### Prompt
Answer with a bare number: the count of lines in the records below that have the word "header".
* * * * * * * * *
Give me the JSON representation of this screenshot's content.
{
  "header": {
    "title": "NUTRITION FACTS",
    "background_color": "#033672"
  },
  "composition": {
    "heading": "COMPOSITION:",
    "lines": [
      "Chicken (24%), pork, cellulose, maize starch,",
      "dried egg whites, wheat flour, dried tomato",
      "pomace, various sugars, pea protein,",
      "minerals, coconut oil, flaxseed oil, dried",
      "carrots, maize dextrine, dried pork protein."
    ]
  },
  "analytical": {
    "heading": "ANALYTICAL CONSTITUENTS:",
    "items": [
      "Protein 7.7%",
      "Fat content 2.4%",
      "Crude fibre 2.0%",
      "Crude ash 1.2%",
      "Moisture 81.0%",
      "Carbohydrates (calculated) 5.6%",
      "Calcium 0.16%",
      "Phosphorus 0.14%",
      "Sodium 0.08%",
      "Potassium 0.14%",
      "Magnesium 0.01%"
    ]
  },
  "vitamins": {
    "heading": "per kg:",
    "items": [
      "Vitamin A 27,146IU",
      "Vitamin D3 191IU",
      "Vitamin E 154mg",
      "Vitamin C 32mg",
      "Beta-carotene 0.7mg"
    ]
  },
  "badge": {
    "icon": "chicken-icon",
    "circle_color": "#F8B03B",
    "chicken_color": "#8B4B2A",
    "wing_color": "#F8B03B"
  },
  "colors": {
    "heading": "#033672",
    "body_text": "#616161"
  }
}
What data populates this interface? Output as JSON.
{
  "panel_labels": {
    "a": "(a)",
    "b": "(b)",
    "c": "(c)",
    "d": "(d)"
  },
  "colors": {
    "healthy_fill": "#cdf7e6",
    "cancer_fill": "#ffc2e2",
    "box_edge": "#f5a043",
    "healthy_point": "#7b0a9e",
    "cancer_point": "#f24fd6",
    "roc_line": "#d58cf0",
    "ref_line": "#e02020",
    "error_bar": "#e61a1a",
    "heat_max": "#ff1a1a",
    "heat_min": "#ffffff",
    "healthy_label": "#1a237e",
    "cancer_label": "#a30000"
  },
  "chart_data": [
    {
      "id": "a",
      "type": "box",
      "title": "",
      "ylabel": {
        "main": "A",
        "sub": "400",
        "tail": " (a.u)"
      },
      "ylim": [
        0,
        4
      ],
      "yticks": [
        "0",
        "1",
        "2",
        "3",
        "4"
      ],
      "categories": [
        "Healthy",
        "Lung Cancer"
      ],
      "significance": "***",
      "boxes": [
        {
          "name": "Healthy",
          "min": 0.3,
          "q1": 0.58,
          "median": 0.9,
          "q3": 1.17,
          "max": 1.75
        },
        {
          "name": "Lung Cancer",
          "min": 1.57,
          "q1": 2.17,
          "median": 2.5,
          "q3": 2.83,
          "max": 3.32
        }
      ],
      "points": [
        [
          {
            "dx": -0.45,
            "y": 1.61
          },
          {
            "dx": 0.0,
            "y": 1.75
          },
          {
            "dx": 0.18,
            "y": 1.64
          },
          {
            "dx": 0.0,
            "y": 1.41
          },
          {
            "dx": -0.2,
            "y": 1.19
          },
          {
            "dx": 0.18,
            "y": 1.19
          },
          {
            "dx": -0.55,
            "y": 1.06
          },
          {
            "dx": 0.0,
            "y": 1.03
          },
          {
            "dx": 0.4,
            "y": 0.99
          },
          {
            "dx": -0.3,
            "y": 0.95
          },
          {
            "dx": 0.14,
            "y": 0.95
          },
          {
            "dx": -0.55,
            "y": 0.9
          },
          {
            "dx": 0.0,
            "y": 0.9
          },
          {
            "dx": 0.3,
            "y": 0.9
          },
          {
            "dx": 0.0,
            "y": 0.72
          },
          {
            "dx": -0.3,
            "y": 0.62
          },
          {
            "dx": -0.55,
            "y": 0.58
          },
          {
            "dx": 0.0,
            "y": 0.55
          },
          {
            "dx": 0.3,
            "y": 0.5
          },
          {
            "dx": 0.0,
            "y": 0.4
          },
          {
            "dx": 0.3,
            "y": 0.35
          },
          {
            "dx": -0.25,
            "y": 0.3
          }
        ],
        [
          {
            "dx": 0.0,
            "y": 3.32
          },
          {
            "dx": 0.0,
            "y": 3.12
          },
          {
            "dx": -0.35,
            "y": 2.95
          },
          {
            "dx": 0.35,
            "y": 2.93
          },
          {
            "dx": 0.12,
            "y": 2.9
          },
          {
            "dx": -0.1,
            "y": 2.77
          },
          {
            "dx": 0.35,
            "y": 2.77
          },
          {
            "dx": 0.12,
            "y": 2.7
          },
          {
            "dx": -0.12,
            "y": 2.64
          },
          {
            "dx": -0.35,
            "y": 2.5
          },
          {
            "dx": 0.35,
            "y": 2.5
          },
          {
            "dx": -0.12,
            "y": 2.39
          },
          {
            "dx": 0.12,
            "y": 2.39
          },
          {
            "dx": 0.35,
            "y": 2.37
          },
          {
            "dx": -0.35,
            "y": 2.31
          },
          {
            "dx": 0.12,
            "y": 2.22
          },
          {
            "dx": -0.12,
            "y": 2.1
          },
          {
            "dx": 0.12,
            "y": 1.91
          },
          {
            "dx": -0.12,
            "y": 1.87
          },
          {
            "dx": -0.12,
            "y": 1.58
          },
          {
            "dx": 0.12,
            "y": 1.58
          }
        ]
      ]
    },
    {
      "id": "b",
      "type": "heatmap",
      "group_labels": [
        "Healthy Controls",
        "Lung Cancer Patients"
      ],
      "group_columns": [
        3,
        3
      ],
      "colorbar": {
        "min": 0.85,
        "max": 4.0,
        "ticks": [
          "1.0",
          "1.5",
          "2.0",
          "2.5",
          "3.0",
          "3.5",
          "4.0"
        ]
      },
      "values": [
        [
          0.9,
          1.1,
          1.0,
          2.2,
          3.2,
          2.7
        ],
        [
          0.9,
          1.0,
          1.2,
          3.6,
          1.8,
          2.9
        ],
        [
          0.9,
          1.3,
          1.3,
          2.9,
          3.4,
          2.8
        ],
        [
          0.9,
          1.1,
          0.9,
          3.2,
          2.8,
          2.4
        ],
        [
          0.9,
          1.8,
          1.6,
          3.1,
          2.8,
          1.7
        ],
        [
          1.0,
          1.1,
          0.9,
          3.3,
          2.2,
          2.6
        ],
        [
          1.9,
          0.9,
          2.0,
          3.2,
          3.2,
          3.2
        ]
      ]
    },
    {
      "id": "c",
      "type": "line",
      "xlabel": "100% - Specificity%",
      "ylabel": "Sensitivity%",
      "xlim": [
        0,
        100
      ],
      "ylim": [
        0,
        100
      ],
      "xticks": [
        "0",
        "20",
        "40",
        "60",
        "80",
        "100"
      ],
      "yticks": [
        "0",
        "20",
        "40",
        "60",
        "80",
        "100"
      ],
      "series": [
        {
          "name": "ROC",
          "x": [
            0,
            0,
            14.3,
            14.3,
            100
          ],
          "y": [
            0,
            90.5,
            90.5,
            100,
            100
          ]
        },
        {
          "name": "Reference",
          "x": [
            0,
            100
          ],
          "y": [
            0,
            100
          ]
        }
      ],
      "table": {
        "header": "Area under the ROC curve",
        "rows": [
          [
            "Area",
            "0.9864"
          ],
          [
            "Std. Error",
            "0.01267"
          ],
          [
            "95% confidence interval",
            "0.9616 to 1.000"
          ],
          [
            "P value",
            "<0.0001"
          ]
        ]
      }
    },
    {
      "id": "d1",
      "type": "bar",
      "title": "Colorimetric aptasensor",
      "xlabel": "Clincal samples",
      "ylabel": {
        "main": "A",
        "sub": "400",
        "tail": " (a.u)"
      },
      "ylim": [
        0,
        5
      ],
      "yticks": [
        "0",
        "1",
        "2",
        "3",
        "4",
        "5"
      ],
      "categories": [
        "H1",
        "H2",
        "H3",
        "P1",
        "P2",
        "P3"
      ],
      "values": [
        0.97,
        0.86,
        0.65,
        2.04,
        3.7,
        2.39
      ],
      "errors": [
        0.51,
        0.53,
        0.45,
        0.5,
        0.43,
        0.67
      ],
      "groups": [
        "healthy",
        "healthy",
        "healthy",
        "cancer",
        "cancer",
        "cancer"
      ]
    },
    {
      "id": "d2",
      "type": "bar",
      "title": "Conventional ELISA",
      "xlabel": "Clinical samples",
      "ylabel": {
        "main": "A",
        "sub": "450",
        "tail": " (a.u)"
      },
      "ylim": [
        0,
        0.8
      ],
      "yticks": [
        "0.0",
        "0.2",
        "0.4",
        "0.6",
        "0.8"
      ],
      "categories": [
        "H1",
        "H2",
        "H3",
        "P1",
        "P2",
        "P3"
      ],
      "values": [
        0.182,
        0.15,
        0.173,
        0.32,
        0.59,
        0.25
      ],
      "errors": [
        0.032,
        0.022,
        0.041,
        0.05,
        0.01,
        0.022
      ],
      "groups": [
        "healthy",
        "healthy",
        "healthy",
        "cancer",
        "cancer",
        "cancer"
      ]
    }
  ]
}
* * * * * * * * *
### Solution to this task
2